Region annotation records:
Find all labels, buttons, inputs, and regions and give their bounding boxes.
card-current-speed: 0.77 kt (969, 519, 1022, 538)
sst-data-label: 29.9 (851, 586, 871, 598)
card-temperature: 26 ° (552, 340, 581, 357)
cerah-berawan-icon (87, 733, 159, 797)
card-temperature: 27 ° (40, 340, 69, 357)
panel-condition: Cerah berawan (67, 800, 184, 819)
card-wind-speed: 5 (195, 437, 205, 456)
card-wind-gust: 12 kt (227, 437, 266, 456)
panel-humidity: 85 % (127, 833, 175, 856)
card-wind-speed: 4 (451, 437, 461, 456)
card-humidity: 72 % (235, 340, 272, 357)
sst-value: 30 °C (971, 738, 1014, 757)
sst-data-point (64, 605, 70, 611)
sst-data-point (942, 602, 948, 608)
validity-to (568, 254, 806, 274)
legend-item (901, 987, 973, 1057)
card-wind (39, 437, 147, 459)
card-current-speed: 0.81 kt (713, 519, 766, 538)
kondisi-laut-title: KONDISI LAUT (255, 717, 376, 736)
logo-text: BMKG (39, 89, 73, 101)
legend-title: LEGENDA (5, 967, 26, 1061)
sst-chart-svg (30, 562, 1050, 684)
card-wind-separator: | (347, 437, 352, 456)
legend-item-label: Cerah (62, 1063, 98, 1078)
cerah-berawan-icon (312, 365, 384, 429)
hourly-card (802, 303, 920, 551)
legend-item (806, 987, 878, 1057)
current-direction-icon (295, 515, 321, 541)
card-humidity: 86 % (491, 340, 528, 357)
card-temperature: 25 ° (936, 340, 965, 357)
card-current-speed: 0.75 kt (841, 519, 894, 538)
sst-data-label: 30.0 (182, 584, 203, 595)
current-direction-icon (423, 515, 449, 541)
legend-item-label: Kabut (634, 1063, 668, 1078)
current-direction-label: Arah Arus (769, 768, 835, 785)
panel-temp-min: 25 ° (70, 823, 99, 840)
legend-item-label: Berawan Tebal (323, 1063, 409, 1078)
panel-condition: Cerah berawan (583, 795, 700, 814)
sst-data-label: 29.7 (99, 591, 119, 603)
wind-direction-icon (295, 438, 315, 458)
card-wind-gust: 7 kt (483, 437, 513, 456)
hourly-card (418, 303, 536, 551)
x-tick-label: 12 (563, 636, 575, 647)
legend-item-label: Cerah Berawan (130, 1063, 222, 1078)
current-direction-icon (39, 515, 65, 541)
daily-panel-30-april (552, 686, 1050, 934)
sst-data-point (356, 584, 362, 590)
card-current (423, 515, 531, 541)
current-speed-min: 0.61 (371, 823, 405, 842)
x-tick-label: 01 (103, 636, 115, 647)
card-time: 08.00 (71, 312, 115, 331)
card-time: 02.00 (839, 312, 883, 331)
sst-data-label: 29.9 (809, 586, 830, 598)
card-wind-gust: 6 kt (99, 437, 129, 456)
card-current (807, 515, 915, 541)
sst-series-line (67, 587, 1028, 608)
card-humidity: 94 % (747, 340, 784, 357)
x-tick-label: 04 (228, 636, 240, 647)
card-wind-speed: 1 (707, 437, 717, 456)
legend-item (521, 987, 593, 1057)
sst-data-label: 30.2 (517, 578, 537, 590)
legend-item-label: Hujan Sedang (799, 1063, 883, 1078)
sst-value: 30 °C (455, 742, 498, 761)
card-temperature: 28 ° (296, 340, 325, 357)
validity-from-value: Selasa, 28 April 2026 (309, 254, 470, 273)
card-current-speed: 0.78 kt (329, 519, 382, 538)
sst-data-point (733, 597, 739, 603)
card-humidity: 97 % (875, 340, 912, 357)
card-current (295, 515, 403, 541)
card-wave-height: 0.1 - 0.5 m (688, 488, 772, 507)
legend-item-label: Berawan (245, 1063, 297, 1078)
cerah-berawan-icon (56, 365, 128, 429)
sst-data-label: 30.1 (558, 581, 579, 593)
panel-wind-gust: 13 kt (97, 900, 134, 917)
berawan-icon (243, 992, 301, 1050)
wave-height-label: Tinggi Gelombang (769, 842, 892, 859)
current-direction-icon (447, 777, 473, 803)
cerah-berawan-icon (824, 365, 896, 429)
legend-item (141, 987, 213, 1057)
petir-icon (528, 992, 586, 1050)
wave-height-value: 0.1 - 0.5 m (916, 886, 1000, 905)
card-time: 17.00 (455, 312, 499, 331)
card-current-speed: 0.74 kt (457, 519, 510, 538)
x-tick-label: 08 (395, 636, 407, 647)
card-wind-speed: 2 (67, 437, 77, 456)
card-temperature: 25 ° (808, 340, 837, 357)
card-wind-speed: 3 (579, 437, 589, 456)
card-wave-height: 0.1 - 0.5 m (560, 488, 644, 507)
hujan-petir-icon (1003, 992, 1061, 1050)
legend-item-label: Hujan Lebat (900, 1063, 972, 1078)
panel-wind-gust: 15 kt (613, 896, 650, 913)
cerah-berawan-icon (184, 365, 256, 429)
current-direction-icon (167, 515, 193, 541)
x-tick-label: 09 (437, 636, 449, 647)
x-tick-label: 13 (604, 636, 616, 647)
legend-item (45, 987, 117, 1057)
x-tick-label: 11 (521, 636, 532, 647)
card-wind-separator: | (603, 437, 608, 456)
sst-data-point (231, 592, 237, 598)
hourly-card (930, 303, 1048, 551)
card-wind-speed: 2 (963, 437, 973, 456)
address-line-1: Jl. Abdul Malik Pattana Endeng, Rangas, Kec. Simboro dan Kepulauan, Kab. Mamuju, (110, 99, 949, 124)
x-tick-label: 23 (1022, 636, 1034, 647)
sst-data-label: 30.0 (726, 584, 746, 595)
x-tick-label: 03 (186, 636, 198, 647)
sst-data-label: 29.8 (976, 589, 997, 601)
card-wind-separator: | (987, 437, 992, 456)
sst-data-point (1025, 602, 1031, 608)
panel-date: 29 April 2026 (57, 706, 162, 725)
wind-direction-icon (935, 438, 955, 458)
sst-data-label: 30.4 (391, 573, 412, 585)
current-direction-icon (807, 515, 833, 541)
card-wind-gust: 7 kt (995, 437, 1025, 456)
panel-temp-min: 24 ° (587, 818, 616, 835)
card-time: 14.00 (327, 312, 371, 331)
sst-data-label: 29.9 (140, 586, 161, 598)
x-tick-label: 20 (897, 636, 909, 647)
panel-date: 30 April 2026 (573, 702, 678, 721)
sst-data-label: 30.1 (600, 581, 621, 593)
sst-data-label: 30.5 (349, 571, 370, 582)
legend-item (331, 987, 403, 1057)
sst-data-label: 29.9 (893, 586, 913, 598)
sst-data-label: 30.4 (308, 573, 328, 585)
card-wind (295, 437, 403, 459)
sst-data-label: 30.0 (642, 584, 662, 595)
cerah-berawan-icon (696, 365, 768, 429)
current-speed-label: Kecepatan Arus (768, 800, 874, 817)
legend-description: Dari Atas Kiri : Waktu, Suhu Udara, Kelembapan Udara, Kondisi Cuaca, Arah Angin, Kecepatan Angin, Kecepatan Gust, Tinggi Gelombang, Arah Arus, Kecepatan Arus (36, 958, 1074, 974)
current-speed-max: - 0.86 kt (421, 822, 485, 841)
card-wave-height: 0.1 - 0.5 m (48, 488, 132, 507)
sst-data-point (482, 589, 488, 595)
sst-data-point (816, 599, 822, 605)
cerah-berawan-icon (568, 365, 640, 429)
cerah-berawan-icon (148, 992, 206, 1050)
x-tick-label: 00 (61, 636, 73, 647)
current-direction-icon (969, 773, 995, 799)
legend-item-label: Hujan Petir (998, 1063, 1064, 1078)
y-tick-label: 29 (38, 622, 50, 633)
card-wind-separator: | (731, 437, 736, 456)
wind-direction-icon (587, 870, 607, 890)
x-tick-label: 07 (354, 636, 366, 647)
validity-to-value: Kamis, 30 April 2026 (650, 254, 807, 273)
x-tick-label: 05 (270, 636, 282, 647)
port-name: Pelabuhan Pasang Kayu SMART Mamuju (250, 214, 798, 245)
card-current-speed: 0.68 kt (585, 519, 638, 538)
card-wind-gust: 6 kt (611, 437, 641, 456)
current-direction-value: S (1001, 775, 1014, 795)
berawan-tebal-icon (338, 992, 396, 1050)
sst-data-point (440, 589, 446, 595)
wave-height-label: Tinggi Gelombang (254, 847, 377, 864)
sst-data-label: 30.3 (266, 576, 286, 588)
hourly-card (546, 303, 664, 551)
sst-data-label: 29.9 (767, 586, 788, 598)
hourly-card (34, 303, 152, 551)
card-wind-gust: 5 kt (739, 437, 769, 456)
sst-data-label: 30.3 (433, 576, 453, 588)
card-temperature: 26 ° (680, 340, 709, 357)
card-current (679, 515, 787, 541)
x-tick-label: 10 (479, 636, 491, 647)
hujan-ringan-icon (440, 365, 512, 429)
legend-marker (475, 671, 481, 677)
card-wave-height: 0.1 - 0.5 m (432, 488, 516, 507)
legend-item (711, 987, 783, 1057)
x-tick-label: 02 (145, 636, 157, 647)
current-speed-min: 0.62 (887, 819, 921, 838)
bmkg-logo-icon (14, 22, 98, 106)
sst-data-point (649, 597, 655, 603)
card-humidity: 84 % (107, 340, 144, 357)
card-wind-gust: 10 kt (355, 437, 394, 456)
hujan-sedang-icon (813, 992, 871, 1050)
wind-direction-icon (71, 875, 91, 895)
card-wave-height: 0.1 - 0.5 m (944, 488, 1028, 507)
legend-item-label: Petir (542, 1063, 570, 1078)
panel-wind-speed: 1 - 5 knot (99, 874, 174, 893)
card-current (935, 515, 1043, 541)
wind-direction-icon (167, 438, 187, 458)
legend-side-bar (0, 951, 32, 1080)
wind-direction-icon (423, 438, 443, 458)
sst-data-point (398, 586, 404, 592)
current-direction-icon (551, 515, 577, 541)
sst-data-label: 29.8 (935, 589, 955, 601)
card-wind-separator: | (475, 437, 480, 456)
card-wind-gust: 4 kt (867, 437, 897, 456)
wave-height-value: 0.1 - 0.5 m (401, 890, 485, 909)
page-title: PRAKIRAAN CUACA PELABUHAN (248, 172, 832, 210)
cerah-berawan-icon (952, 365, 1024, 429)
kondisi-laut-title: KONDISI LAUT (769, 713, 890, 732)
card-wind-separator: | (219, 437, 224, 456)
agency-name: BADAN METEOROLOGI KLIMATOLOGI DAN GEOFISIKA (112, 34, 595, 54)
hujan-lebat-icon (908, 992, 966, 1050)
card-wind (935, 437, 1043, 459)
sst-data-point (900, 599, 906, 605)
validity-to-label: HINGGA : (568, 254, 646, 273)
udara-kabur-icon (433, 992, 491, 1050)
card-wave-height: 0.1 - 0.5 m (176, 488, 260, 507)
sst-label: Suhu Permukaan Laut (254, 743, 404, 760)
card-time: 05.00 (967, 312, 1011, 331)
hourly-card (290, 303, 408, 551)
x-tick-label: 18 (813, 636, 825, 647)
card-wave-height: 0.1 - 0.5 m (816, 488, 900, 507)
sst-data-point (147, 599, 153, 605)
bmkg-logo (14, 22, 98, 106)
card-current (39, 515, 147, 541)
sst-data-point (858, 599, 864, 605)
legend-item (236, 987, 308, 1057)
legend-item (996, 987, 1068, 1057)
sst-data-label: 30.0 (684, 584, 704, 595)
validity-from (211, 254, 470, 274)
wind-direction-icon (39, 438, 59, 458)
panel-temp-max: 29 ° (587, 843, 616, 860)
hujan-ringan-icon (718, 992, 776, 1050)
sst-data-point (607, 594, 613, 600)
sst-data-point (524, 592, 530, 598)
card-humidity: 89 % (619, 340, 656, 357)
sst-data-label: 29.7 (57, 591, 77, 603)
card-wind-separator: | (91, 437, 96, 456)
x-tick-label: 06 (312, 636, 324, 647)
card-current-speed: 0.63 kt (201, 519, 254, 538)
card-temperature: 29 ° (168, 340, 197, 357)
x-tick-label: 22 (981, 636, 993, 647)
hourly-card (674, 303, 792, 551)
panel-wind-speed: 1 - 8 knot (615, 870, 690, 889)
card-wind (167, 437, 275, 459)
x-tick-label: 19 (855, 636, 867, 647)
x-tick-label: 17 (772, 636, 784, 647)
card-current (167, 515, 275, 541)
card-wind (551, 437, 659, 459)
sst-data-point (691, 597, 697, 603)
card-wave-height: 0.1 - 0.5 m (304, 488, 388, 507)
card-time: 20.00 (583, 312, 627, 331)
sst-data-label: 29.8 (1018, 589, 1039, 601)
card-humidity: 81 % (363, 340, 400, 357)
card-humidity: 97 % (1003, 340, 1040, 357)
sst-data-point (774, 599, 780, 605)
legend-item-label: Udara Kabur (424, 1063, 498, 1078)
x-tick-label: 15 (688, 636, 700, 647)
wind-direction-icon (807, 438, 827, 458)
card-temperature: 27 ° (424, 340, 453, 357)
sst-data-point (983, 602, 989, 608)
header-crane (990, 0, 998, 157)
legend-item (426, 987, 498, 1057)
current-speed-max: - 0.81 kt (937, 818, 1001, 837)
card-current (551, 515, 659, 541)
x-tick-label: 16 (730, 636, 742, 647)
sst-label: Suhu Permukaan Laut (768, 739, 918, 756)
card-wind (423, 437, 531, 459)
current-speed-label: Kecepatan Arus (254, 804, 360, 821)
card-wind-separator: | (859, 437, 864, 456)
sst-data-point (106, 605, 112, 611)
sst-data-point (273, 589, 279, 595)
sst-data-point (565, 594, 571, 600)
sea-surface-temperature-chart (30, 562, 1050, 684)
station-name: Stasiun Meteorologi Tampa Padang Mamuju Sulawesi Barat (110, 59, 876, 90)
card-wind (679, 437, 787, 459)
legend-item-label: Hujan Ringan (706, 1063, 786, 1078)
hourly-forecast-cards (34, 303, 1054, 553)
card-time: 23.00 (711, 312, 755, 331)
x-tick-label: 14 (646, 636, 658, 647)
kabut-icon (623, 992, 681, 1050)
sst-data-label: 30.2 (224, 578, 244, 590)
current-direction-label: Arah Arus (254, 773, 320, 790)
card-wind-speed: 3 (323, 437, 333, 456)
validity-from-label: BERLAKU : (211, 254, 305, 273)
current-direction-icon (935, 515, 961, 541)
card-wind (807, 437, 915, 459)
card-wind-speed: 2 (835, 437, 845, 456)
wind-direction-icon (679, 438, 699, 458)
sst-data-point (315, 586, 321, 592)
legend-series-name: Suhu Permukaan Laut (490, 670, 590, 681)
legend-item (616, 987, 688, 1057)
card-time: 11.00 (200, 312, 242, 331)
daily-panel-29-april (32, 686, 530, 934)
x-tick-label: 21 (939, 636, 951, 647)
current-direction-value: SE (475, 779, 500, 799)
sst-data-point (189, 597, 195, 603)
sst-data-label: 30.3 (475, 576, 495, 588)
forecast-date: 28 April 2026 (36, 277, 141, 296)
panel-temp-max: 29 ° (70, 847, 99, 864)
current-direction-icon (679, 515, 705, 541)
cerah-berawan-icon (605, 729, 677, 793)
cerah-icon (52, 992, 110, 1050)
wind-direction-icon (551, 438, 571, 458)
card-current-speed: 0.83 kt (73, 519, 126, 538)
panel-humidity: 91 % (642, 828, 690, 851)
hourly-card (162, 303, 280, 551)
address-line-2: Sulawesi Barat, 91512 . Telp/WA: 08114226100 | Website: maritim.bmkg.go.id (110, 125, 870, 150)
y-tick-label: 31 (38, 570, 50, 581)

**EXERCISE GOAL**
Could you give the data from its start through the line containing "panel-condition: Cerah berawan (67, 800, 184, 819)" again, swapping each "card-temperature" for "card-temp" and leaving everything else unchanged?

**SOLUTION FOR THIS EXERCISE**
Find all labels, buttons, inputs, and regions and give their bounding boxes.
card-current-speed: 0.77 kt (969, 519, 1022, 538)
sst-data-label: 29.9 (851, 586, 871, 598)
card-temp: 26 ° (552, 340, 581, 357)
cerah-berawan-icon (87, 733, 159, 797)
card-temp: 27 ° (40, 340, 69, 357)
panel-condition: Cerah berawan (67, 800, 184, 819)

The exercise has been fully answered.